> Exercise prompt: Could you write out every entry exactly as it stands?
□ □ □
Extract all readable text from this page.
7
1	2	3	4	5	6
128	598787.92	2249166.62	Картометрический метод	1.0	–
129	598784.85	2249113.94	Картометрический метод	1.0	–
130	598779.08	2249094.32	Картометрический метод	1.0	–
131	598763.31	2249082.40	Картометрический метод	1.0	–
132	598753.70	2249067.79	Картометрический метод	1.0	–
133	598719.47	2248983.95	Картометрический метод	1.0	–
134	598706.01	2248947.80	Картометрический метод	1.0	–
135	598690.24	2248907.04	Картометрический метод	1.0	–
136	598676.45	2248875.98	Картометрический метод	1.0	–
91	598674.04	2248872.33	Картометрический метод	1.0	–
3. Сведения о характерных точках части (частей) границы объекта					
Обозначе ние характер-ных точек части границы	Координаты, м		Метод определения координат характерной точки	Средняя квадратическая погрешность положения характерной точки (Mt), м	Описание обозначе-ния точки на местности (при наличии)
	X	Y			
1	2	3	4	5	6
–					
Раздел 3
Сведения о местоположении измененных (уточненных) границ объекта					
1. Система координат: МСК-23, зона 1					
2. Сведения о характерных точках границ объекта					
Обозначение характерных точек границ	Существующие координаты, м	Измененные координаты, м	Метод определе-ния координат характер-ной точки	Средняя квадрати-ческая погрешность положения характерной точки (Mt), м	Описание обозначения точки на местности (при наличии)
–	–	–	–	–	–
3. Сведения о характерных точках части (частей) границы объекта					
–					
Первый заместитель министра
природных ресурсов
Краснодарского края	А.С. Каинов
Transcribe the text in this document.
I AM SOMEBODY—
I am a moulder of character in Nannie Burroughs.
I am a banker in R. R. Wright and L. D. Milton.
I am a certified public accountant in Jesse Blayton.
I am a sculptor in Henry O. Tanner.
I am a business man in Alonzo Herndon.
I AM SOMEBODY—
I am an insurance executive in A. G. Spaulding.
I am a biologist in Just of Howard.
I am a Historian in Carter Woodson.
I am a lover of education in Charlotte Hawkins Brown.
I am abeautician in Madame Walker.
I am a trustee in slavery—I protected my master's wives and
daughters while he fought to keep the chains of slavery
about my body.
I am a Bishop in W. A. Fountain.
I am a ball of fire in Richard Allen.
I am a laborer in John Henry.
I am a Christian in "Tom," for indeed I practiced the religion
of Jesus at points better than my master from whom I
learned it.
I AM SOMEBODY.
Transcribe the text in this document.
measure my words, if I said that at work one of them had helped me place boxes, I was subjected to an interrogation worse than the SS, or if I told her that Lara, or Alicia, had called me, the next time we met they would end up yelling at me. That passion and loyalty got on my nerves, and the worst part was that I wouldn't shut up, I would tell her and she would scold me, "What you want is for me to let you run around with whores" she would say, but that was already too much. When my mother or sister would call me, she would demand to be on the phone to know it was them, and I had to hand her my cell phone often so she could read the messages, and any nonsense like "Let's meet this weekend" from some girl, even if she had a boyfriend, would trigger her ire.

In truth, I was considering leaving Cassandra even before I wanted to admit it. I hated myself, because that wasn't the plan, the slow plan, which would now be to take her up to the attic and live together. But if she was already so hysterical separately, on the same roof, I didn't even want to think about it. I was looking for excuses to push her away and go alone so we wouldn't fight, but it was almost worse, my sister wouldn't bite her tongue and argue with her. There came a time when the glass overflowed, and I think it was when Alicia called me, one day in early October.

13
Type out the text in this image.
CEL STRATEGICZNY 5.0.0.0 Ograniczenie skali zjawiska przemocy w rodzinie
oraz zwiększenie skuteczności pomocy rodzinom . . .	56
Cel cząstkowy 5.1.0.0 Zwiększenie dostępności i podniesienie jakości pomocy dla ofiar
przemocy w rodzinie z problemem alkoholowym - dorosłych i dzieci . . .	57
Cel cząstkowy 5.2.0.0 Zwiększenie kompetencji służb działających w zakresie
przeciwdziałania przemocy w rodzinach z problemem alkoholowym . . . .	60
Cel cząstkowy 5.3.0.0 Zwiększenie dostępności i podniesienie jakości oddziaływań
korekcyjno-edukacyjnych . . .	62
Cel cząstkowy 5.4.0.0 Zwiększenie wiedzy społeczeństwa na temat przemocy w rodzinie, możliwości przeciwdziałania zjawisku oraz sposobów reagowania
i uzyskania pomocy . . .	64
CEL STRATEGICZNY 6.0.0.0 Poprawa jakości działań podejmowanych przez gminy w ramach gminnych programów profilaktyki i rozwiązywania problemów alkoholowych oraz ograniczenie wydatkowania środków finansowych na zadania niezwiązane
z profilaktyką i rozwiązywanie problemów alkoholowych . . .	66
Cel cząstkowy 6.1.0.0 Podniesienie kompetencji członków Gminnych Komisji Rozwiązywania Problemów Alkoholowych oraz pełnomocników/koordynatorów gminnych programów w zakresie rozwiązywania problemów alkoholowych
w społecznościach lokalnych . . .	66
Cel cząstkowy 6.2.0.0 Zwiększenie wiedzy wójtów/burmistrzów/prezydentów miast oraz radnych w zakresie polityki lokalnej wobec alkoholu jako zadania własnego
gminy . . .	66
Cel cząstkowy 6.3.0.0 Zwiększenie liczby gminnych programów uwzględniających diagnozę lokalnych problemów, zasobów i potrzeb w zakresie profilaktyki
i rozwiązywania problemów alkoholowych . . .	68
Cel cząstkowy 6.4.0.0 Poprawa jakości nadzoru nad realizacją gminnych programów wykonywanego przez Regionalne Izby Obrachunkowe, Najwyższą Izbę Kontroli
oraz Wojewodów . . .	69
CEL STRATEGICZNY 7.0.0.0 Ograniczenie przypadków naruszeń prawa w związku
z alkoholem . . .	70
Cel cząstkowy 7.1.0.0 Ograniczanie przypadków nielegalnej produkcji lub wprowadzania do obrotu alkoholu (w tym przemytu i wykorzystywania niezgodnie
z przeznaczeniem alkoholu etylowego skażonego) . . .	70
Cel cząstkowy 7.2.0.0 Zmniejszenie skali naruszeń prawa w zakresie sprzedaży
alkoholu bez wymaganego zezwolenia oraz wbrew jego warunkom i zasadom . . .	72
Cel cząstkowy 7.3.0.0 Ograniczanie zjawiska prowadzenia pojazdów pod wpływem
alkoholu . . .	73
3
□ □ □
> Complete response:
Extract all readable text from this page.
7
1	2	3	4	5	6
128	598787.92	2249166.62	Картометрический метод	1.0	–
129	598784.85	2249113.94	Картометрический метод	1.0	–
130	598779.08	2249094.32	Картометрический метод	1.0	–
131	598763.31	2249082.40	Картометрический метод	1.0	–
132	598753.70	2249067.79	Картометрический метод	1.0	–
133	598719.47	2248983.95	Картометрический метод	1.0	–
134	598706.01	2248947.80	Картометрический метод	1.0	–
135	598690.24	2248907.04	Картометрический метод	1.0	–
136	598676.45	2248875.98	Картометрический метод	1.0	–
91	598674.04	2248872.33	Картометрический метод	1.0	–
3. Сведения о характерных точках части (частей) границы объекта					
Обозначе ние характер-ных точек части границы	Координаты, м		Метод определения координат характерной точки	Средняя квадратическая погрешность положения характерной точки (Mt), м	Описание обозначе-ния точки на местности (при наличии)
	X	Y			
1	2	3	4	5	6
–					
Раздел 3
Сведения о местоположении измененных (уточненных) границ объекта					
1. Система координат: МСК-23, зона 1					
2. Сведения о характерных точках границ объекта					
Обозначение характерных точек границ	Существующие координаты, м	Измененные координаты, м	Метод определе-ния координат характер-ной точки	Средняя квадрати-ческая погрешность положения характерной точки (Mt), м	Описание обозначения точки на местности (при наличии)
–	–	–	–	–	–
3. Сведения о характерных точках части (частей) границы объекта					
–					
Первый заместитель министра
природных ресурсов
Краснодарского края	А.С. Каинов
Transcribe the text in this document.
I AM SOMEBODY—
I am a moulder of character in Nannie Burroughs.
I am a banker in R. R. Wright and L. D. Milton.
I am a certified public accountant in Jesse Blayton.
I am a sculptor in Henry O. Tanner.
I am a business man in Alonzo Herndon.
I AM SOMEBODY—
I am an insurance executive in A. G. Spaulding.
I am a biologist in Just of Howard.
I am a Historian in Carter Woodson.
I am a lover of education in Charlotte Hawkins Brown.
I am abeautician in Madame Walker.
I am a trustee in slavery—I protected my master's wives and
daughters while he fought to keep the chains of slavery
about my body.
I am a Bishop in W. A. Fountain.
I am a ball of fire in Richard Allen.
I am a laborer in John Henry.
I am a Christian in "Tom," for indeed I practiced the religion
of Jesus at points better than my master from whom I
learned it.
I AM SOMEBODY.
Transcribe the text in this document.
measure my words, if I said that at work one of them had helped me place boxes, I was subjected to an interrogation worse than the SS, or if I told her that Lara, or Alicia, had called me, the next time we met they would end up yelling at me. That passion and loyalty got on my nerves, and the worst part was that I wouldn't shut up, I would tell her and she would scold me, "What you want is for me to let you run around with whores" she would say, but that was already too much. When my mother or sister would call me, she would demand to be on the phone to know it was them, and I had to hand her my cell phone often so she could read the messages, and any nonsense like "Let's meet this weekend" from some girl, even if she had a boyfriend, would trigger her ire.

In truth, I was considering leaving Cassandra even before I wanted to admit it. I hated myself, because that wasn't the plan, the slow plan, which would now be to take her up to the attic and live together. But if she was already so hysterical separately, on the same roof, I didn't even want to think about it. I was looking for excuses to push her away and go alone so we wouldn't fight, but it was almost worse, my sister wouldn't bite her tongue and argue with her. There came a time when the glass overflowed, and I think it was when Alicia called me, one day in early October.

13
Type out the text in this image.
CEL STRATEGICZNY 5.0.0.0 Ograniczenie skali zjawiska przemocy w rodzinie
oraz zwiększenie skuteczności pomocy rodzinom . . .	56
Cel cząstkowy 5.1.0.0 Zwiększenie dostępności i podniesienie jakości pomocy dla ofiar
przemocy w rodzinie z problemem alkoholowym - dorosłych i dzieci . . .	57
Cel cząstkowy 5.2.0.0 Zwiększenie kompetencji służb działających w zakresie
przeciwdziałania przemocy w rodzinach z problemem alkoholowym . . . .	60
Cel cząstkowy 5.3.0.0 Zwiększenie dostępności i podniesienie jakości oddziaływań
korekcyjno-edukacyjnych . . .	62
Cel cząstkowy 5.4.0.0 Zwiększenie wiedzy społeczeństwa na temat przemocy w rodzinie, możliwości przeciwdziałania zjawisku oraz sposobów reagowania
i uzyskania pomocy . . .	64
CEL STRATEGICZNY 6.0.0.0 Poprawa jakości działań podejmowanych przez gminy w ramach gminnych programów profilaktyki i rozwiązywania problemów alkoholowych oraz ograniczenie wydatkowania środków finansowych na zadania niezwiązane
z profilaktyką i rozwiązywanie problemów alkoholowych . . .	66
Cel cząstkowy 6.1.0.0 Podniesienie kompetencji członków Gminnych Komisji Rozwiązywania Problemów Alkoholowych oraz pełnomocników/koordynatorów gminnych programów w zakresie rozwiązywania problemów alkoholowych
w społecznościach lokalnych . . .	66
Cel cząstkowy 6.2.0.0 Zwiększenie wiedzy wójtów/burmistrzów/prezydentów miast oraz radnych w zakresie polityki lokalnej wobec alkoholu jako zadania własnego
gminy . . .	66
Cel cząstkowy 6.3.0.0 Zwiększenie liczby gminnych programów uwzględniających diagnozę lokalnych problemów, zasobów i potrzeb w zakresie profilaktyki
i rozwiązywania problemów alkoholowych . . .	68
Cel cząstkowy 6.4.0.0 Poprawa jakości nadzoru nad realizacją gminnych programów wykonywanego przez Regionalne Izby Obrachunkowe, Najwyższą Izbę Kontroli
oraz Wojewodów . . .	69
CEL STRATEGICZNY 7.0.0.0 Ograniczenie przypadków naruszeń prawa w związku
z alkoholem . . .	70
Cel cząstkowy 7.1.0.0 Ograniczanie przypadków nielegalnej produkcji lub wprowadzania do obrotu alkoholu (w tym przemytu i wykorzystywania niezgodnie
z przeznaczeniem alkoholu etylowego skażonego) . . .	70
Cel cząstkowy 7.2.0.0 Zmniejszenie skali naruszeń prawa w zakresie sprzedaży
alkoholu bez wymaganego zezwolenia oraz wbrew jego warunkom i zasadom . . .	72
Cel cząstkowy 7.3.0.0 Ograniczanie zjawiska prowadzenia pojazdów pod wpływem
alkoholu . . .	73
3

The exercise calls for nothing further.